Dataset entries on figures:
□ □ □ □

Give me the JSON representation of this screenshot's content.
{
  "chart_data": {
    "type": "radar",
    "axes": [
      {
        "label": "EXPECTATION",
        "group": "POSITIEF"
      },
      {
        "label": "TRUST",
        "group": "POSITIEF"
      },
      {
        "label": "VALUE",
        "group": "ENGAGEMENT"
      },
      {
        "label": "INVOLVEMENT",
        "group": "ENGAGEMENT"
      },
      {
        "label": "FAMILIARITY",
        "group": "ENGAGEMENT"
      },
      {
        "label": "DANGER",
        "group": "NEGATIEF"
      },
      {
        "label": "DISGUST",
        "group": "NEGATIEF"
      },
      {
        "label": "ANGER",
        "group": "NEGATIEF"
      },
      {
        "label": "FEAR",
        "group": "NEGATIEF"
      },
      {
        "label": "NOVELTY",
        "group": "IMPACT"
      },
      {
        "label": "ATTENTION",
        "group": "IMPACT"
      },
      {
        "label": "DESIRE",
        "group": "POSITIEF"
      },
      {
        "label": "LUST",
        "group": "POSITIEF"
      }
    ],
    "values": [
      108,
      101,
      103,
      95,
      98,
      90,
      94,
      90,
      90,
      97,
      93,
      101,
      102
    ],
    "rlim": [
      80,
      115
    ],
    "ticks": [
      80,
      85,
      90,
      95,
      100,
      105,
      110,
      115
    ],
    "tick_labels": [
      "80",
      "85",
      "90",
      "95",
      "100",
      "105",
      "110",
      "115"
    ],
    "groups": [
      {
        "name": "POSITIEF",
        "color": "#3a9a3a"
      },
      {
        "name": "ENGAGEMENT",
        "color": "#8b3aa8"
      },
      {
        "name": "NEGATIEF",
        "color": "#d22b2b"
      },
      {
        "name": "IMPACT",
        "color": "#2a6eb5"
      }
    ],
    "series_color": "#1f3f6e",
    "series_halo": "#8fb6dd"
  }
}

□ □ □ □

Which lines above contain the word "name"? Copy each of them.

        "name": "POSITIEF",
        "name": "ENGAGEMENT",
        "name": "NEGATIEF",
        "name": "IMPACT",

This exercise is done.